▶ **Written instruction**: Output the entire listing below line for line, without alteration, but omit the pictures.

(Region annotation records)
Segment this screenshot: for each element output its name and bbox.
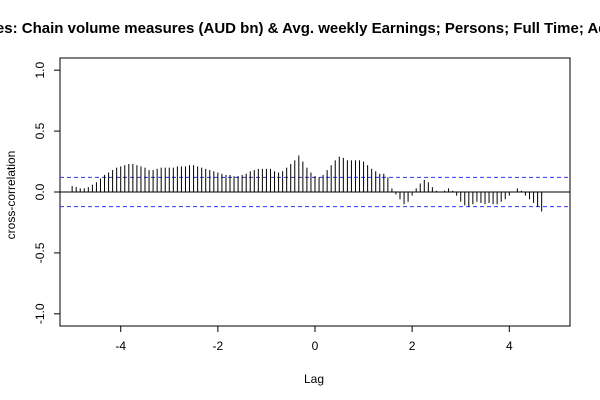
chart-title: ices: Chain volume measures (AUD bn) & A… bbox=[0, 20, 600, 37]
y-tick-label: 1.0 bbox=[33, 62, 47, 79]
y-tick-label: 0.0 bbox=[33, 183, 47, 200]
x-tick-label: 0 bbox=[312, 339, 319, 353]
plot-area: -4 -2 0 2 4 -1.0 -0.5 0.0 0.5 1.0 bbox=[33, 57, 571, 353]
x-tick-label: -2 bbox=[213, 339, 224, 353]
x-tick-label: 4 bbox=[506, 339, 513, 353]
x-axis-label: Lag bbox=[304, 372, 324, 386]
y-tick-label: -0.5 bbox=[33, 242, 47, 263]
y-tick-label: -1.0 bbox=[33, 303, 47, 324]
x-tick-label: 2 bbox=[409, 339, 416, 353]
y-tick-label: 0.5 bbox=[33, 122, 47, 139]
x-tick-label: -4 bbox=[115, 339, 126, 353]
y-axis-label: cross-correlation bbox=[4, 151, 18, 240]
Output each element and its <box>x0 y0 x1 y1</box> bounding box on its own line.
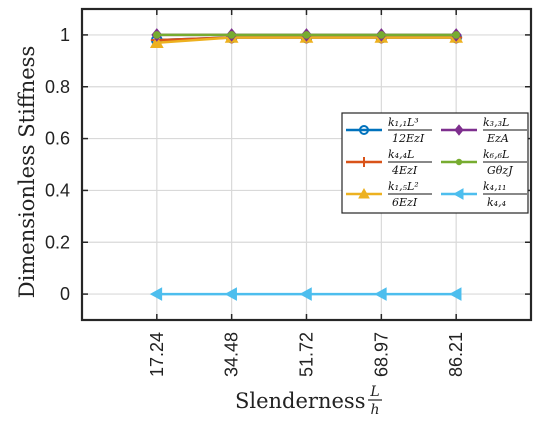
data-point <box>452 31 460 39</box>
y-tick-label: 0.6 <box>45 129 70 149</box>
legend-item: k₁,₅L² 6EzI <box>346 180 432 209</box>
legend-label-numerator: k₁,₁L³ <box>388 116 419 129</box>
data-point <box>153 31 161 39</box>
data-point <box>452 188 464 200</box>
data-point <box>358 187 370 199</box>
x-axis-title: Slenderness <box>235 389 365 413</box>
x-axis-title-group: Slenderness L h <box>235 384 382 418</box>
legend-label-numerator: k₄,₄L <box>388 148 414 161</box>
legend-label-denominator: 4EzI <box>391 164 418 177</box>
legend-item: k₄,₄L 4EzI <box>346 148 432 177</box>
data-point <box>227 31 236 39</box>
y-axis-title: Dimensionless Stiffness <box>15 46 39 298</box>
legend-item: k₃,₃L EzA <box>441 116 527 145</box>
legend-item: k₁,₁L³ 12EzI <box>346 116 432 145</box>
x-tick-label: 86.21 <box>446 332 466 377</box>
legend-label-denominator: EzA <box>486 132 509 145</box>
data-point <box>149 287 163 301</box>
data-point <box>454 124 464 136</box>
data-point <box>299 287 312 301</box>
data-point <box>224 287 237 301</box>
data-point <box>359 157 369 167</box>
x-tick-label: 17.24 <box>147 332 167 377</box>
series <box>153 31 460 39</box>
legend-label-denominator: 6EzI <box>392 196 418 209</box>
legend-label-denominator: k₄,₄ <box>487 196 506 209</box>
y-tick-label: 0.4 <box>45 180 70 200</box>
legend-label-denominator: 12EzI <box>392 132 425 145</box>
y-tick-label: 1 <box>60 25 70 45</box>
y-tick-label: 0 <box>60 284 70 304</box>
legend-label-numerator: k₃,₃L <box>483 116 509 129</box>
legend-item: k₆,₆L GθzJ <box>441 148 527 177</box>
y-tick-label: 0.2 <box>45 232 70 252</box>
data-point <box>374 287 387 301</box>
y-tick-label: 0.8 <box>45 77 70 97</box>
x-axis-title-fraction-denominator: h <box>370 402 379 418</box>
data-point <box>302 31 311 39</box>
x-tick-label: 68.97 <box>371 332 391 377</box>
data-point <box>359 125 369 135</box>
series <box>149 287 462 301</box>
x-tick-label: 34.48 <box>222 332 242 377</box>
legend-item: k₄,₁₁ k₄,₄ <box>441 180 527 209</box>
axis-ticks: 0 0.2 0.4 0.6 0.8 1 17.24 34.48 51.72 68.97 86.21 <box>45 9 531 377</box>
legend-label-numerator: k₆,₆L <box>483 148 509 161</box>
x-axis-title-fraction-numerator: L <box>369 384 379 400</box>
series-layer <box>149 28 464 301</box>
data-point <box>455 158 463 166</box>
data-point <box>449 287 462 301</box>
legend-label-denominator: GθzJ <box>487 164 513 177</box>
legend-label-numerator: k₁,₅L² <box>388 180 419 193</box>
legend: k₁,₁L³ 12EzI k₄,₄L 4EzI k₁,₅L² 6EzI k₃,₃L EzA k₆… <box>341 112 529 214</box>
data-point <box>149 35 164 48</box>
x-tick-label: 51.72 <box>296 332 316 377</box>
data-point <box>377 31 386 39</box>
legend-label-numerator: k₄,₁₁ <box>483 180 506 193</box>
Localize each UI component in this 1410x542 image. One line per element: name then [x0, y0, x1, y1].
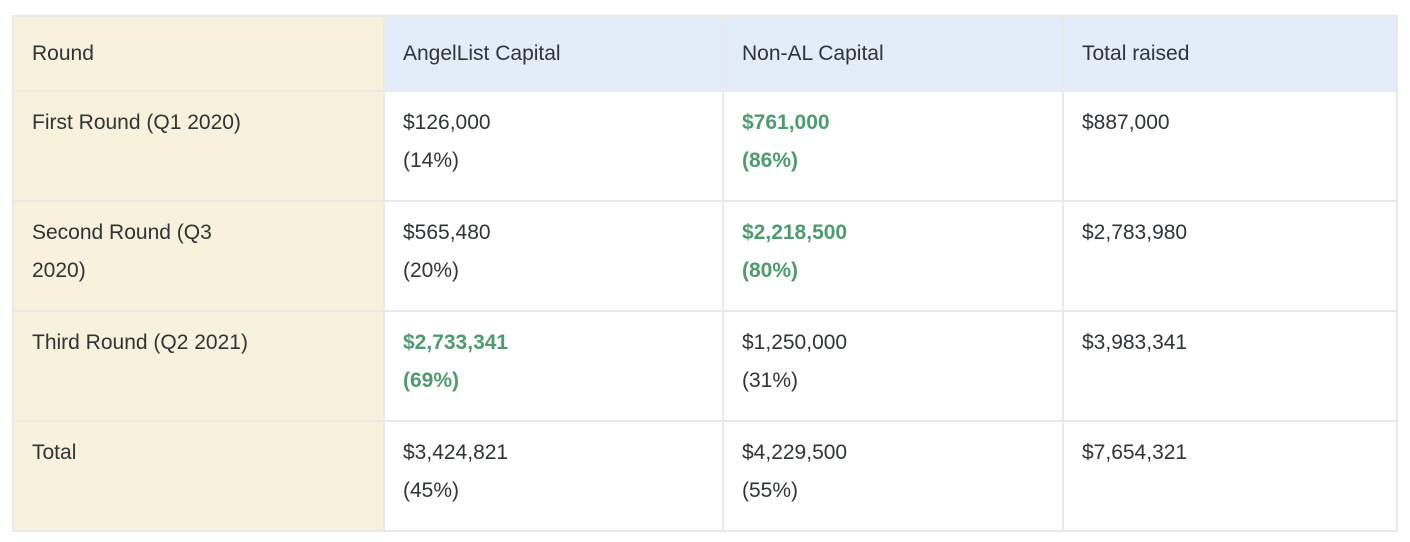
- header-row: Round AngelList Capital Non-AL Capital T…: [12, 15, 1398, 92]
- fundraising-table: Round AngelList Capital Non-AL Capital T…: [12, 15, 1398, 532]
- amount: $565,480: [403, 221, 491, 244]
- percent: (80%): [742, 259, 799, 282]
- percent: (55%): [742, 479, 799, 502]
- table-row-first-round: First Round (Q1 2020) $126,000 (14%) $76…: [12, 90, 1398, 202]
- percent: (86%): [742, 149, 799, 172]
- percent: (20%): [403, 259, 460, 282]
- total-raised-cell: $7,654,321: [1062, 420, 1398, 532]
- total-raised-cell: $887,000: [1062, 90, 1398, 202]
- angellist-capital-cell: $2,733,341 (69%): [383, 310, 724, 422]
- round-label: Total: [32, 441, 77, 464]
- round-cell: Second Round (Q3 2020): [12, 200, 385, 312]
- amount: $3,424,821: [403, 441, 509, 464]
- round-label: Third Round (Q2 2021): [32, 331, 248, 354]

▶ **Response below**:
Segment this screenshot: for each element output its name and bbox.
chart-title: ices: Chain volume measures (AUD bn) & A… bbox=[0, 20, 600, 37]
y-tick-label: 1.0 bbox=[33, 62, 47, 79]
y-tick-label: 0.0 bbox=[33, 183, 47, 200]
x-tick-label: 0 bbox=[312, 339, 319, 353]
plot-area: -4 -2 0 2 4 -1.0 -0.5 0.0 0.5 1.0 bbox=[33, 57, 571, 353]
x-tick-label: -2 bbox=[213, 339, 224, 353]
x-tick-label: 4 bbox=[506, 339, 513, 353]
x-axis-label: Lag bbox=[304, 372, 324, 386]
y-tick-label: -0.5 bbox=[33, 242, 47, 263]
y-tick-label: -1.0 bbox=[33, 303, 47, 324]
x-tick-label: 2 bbox=[409, 339, 416, 353]
y-tick-label: 0.5 bbox=[33, 122, 47, 139]
x-tick-label: -4 bbox=[115, 339, 126, 353]
y-axis-label: cross-correlation bbox=[4, 151, 18, 240]
Output each element and its <box>x0 y0 x1 y1</box> bounding box on its own line.
data-point <box>452 31 460 39</box>
y-tick-label: 0.6 <box>45 129 70 149</box>
legend-item: k₁,₅L² 6EzI <box>346 180 432 209</box>
legend-label-numerator: k₁,₁L³ <box>388 116 419 129</box>
data-point <box>153 31 161 39</box>
data-point <box>452 188 464 200</box>
data-point <box>358 187 370 199</box>
x-axis-title: Slenderness <box>235 389 365 413</box>
x-axis-title-group: Slenderness L h <box>235 384 382 418</box>
legend-label-numerator: k₄,₄L <box>388 148 414 161</box>
legend-label-denominator: 4EzI <box>391 164 418 177</box>
legend-item: k₄,₄L 4EzI <box>346 148 432 177</box>
data-point <box>227 31 236 39</box>
y-axis-title: Dimensionless Stiffness <box>15 46 39 298</box>
legend-item: k₃,₃L EzA <box>441 116 527 145</box>
legend-item: k₁,₁L³ 12EzI <box>346 116 432 145</box>
x-tick-label: 86.21 <box>446 332 466 377</box>
legend-label-denominator: EzA <box>486 132 509 145</box>
data-point <box>149 287 163 301</box>
data-point <box>454 124 464 136</box>
data-point <box>299 287 312 301</box>
data-point <box>224 287 237 301</box>
data-point <box>359 157 369 167</box>
x-tick-label: 17.24 <box>147 332 167 377</box>
series <box>153 31 460 39</box>
legend-label-denominator: 6EzI <box>392 196 418 209</box>
legend-label-denominator: k₄,₄ <box>487 196 506 209</box>
y-tick-label: 0.4 <box>45 180 70 200</box>
legend-label-denominator: 12EzI <box>392 132 425 145</box>
y-tick-label: 1 <box>60 25 70 45</box>
y-tick-label: 0 <box>60 284 70 304</box>
legend-label-numerator: k₃,₃L <box>483 116 509 129</box>
legend-item: k₆,₆L GθzJ <box>441 148 527 177</box>
y-tick-label: 0.2 <box>45 232 70 252</box>
data-point <box>374 287 387 301</box>
y-tick-label: 0.8 <box>45 77 70 97</box>
x-axis-title-fraction-denominator: h <box>370 402 379 418</box>
data-point <box>302 31 311 39</box>
x-tick-label: 68.97 <box>371 332 391 377</box>
data-point <box>359 125 369 135</box>
series <box>149 287 462 301</box>
x-tick-label: 34.48 <box>222 332 242 377</box>
legend-item: k₄,₁₁ k₄,₄ <box>441 180 527 209</box>
axis-ticks: 0 0.2 0.4 0.6 0.8 1 17.24 34.48 51.72 68.97 86.21 <box>45 9 531 377</box>
legend-label-numerator: k₆,₆L <box>483 148 509 161</box>
x-axis-title-fraction-numerator: L <box>369 384 379 400</box>
series-layer <box>149 28 464 301</box>
data-point <box>455 158 463 166</box>
data-point <box>449 287 462 301</box>
legend-label-denominator: GθzJ <box>487 164 513 177</box>
legend-label-numerator: k₁,₅L² <box>388 180 419 193</box>
legend: k₁,₁L³ 12EzI k₄,₄L 4EzI k₁,₅L² 6EzI k₃,₃L EzA k₆… <box>341 112 529 214</box>
data-point <box>149 35 164 48</box>
x-tick-label: 51.72 <box>296 332 316 377</box>
data-point <box>377 31 386 39</box>
legend-label-numerator: k₄,₁₁ <box>483 180 506 193</box>
Localize each UI component in this 1410x542 image. One line per element: name then [x0, y0, x1, y1].
- header-row: Round AngelList Capital Non-AL Capital T…: [12, 15, 1398, 92]
- fundraising-table: Round AngelList Capital Non-AL Capital T…: [12, 15, 1398, 532]
- amount: $565,480: [403, 221, 491, 244]
- percent: (80%): [742, 259, 799, 282]
- percent: (55%): [742, 479, 799, 502]
- table-row-first-round: First Round (Q1 2020) $126,000 (14%) $76…: [12, 90, 1398, 202]
- percent: (86%): [742, 149, 799, 172]
- percent: (20%): [403, 259, 460, 282]
- total-raised-cell: $7,654,321: [1062, 420, 1398, 532]
- total-raised-cell: $887,000: [1062, 90, 1398, 202]
- angellist-capital-cell: $2,733,341 (69%): [383, 310, 724, 422]
- round-label: Total: [32, 441, 77, 464]
- round-cell: Second Round (Q3 2020): [12, 200, 385, 312]
- amount: $3,424,821: [403, 441, 509, 464]
- round-label: Third Round (Q2 2021): [32, 331, 248, 354]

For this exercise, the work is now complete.